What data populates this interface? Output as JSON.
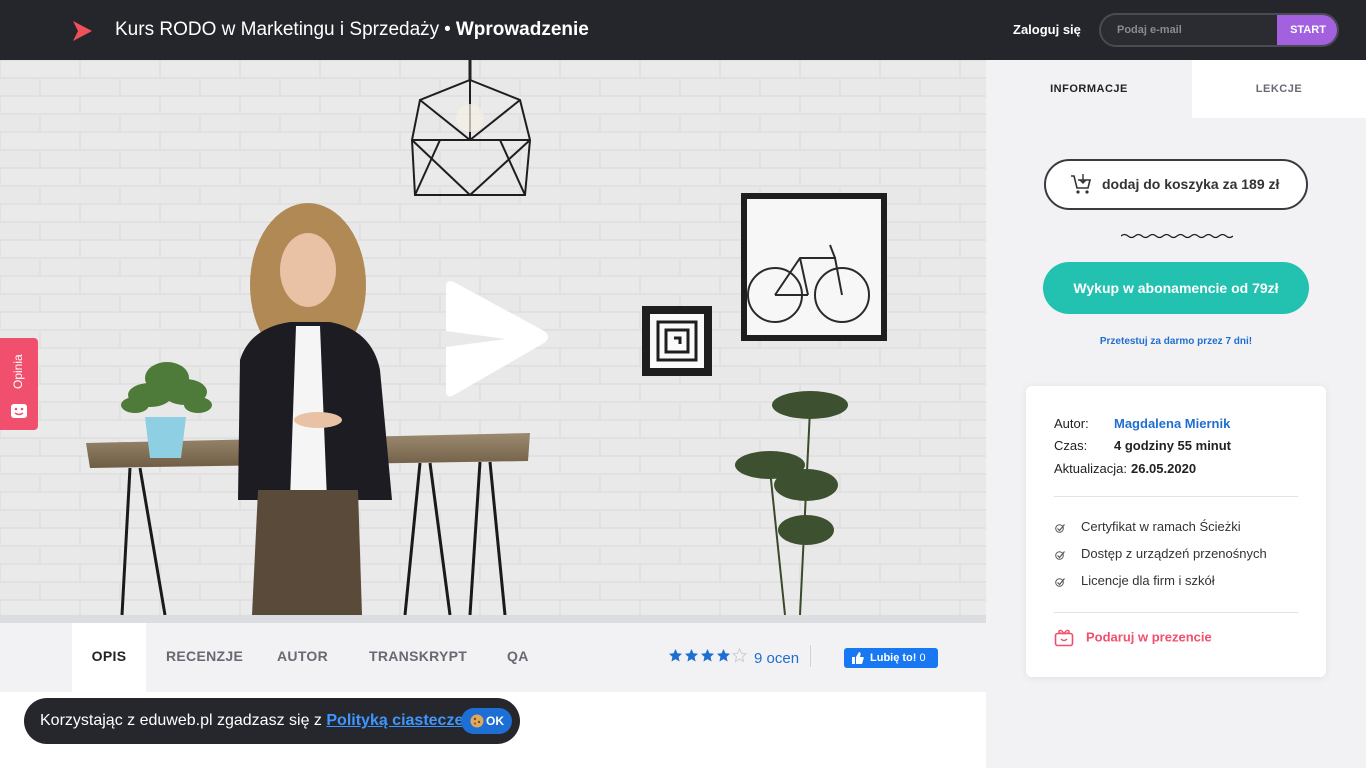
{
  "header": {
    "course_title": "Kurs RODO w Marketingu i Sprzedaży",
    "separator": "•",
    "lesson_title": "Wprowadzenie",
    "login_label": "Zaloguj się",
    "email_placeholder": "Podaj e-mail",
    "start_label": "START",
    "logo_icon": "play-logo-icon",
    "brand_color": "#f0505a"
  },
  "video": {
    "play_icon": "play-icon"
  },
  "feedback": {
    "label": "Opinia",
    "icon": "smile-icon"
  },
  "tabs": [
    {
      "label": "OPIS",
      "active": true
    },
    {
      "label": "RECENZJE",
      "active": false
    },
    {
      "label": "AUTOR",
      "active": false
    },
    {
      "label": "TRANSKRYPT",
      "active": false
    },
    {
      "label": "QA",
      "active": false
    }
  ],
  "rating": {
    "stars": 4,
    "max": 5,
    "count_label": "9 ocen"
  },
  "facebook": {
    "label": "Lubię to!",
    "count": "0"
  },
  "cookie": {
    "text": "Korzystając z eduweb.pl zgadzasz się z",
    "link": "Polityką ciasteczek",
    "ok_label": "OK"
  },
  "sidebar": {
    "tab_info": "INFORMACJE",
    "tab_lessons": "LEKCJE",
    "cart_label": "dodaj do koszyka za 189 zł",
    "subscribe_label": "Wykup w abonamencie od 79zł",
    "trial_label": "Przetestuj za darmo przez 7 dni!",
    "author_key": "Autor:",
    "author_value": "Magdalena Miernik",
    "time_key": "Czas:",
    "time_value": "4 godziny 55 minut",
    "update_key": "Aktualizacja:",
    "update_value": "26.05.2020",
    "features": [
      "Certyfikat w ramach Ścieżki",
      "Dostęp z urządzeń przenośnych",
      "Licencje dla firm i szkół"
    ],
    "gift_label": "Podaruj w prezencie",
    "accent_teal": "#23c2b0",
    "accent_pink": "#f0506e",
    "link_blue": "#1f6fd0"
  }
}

======

Leaving aside the images, write out the entries above word for word.

What data populates this interface? Output as JSON.
{
  "header": {
    "course_title": "Kurs RODO w Marketingu i Sprzedaży",
    "separator": "•",
    "lesson_title": "Wprowadzenie",
    "login_label": "Zaloguj się",
    "email_placeholder": "Podaj e-mail",
    "start_label": "START",
    "logo_icon": "play-logo-icon",
    "brand_color": "#f0505a"
  },
  "video": {
    "play_icon": "play-icon"
  },
  "feedback": {
    "label": "Opinia",
    "icon": "smile-icon"
  },
  "tabs": [
    {
      "label": "OPIS",
      "active": true
    },
    {
      "label": "RECENZJE",
      "active": false
    },
    {
      "label": "AUTOR",
      "active": false
    },
    {
      "label": "TRANSKRYPT",
      "active": false
    },
    {
      "label": "QA",
      "active": false
    }
  ],
  "rating": {
    "stars": 4,
    "max": 5,
    "count_label": "9 ocen"
  },
  "facebook": {
    "label": "Lubię to!",
    "count": "0"
  },
  "cookie": {
    "text": "Korzystając z eduweb.pl zgadzasz się z",
    "link": "Polityką ciasteczek",
    "ok_label": "OK"
  },
  "sidebar": {
    "tab_info": "INFORMACJE",
    "tab_lessons": "LEKCJE",
    "cart_label": "dodaj do koszyka za 189 zł",
    "subscribe_label": "Wykup w abonamencie od 79zł",
    "trial_label": "Przetestuj za darmo przez 7 dni!",
    "author_key": "Autor:",
    "author_value": "Magdalena Miernik",
    "time_key": "Czas:",
    "time_value": "4 godziny 55 minut",
    "update_key": "Aktualizacja:",
    "update_value": "26.05.2020",
    "features": [
      "Certyfikat w ramach Ścieżki",
      "Dostęp z urządzeń przenośnych",
      "Licencje dla firm i szkół"
    ],
    "gift_label": "Podaruj w prezencie",
    "accent_teal": "#23c2b0",
    "accent_pink": "#f0506e",
    "link_blue": "#1f6fd0"
  }
}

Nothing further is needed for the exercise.